_Verilen görev A_
Satırların başından "window-title: Export File" ifadesini içeren satıra kadar, o satır da dahil, tüm satırları hiç değiştirmeden çıkarır mısın?

“Obama ve Biden yönetimlerinin Suriye politikaları, üzerlerinde taşıyacakları bir utanç”
Esed rejimi devrilir devrilmez Suriye'ye giden ABD merkezli Suriye Acil Durum Görev Gücü'nün İcra Direktörü Muaz Mustafa, "2012 ile 2018 arasında haftada 800 ceset! Suriye'de yaşananlar, 21. yüzyılda işlenen en kötü suçlardı." dedi.
ABD'de Suriye muhalefetini desteklemek için faaliyet gösteren Suriye Acil Durum Görev Gücü'nün (SETF) İcra Direktörü Muaz Mustafa, Barak Obama ve Joe Biden yönetimlerinin uyguladığı yanlış politikalar nedeniyle Beşşar Esed rejiminin işlediği insanlık suçlarına ortak olduğu düşüncesini paylaşarak, "Suriye politikaları, onlar ölene kadar üzerlerinde taşıyacakları bir utanç." dedi.
Merkezi ABD'nin başkenti Washington'da bulunan SETF'nin İcra Direktörü Mustafa, Esed rejiminin devrilmesinin ardından Suriye'ye giderek rejimin işlediği insanlık suçlarının tespiti çalışmalarına katıldı.
Ülkede başlayan iç savaş süresince ABD yönetimleri ile Suriye konusunda çok yakın temas içinde olan Mustafa, Suriyelilerin 13 yıldır çektiği acılardan dolayı özellikle ABD'li Demokrat Parti yönetimlerini suçlayarak, "Obama ve Biden yönetiminin Suriye politikaları, ölene kadar üzerlerinde taşıyacakları bir utanç." dedi.

_Verilen görev B_
Suriye haberinde "ABD'de Suriye muhalefetini desteklemek için" diye başlayan paragrafı ana bilgilerini koruyarak daha kısa biçimde yeniden yazar mısın?

_İşlenecek veriler_
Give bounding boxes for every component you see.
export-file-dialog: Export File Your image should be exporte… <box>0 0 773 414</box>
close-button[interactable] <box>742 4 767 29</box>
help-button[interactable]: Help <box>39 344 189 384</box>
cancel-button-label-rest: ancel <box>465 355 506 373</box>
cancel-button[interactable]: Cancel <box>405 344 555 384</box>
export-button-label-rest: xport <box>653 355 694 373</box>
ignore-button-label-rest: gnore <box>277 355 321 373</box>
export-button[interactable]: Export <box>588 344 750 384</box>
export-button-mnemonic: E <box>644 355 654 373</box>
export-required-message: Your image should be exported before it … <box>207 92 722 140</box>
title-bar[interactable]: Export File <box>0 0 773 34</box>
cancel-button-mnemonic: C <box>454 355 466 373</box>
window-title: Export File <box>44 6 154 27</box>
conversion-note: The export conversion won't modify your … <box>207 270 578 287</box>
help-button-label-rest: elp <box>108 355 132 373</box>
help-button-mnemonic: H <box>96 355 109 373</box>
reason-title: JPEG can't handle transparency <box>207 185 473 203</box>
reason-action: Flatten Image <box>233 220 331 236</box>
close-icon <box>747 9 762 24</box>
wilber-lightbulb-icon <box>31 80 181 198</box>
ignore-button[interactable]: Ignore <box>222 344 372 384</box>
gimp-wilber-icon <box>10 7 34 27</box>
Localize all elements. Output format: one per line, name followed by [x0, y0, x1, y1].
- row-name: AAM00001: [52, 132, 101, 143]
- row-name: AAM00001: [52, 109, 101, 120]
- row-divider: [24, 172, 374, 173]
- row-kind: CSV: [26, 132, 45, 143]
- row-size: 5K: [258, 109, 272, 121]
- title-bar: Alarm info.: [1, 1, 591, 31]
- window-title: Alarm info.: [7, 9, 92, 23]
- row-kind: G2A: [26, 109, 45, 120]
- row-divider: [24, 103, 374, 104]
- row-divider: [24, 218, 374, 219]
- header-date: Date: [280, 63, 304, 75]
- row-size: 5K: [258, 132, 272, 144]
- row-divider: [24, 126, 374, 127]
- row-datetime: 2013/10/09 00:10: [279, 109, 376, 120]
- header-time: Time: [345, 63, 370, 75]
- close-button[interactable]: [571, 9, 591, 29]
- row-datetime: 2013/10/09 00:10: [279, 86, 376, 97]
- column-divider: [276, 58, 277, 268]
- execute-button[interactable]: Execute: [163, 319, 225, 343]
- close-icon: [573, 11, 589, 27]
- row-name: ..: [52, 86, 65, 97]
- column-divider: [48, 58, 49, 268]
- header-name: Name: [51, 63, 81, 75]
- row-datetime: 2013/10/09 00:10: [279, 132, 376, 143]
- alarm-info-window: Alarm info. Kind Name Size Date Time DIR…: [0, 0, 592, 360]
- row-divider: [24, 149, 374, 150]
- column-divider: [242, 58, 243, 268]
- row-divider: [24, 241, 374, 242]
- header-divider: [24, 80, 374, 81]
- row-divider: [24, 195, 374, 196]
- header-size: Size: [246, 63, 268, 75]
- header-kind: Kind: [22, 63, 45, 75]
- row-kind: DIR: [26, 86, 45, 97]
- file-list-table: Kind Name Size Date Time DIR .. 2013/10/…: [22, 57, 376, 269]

_Yanıt A_
Give bounding boxes for every component you see.
export-file-dialog: Export File Your image should be exporte… <box>0 0 773 414</box>
close-button[interactable] <box>742 4 767 29</box>
help-button[interactable]: Help <box>39 344 189 384</box>
cancel-button-label-rest: ancel <box>465 355 506 373</box>
cancel-button[interactable]: Cancel <box>405 344 555 384</box>
export-button-label-rest: xport <box>653 355 694 373</box>
ignore-button-label-rest: gnore <box>277 355 321 373</box>
export-button[interactable]: Export <box>588 344 750 384</box>
export-button-mnemonic: E <box>644 355 654 373</box>
export-required-message: Your image should be exported before it … <box>207 92 722 140</box>
title-bar[interactable]: Export File <box>0 0 773 34</box>
cancel-button-mnemonic: C <box>454 355 466 373</box>
window-title: Export File <box>44 6 154 27</box>

_Yanıt B_
Suriye muhalefetini desteklemek için ABD'de çalışan SETF'nin İcra Direktörü Muaz Mustafa, Barak Obama ve Joe Biden yönetimlerinin yanlış politikaları nedeniyle Beşşar Esed rejiminin insanlık suçlarına ortak olduğunu düşünüyor. Mustafa'ya göre bu yönetimlerin Suriye politikaları, ölene kadar üzerlerinde taşıyacakları bir utanç.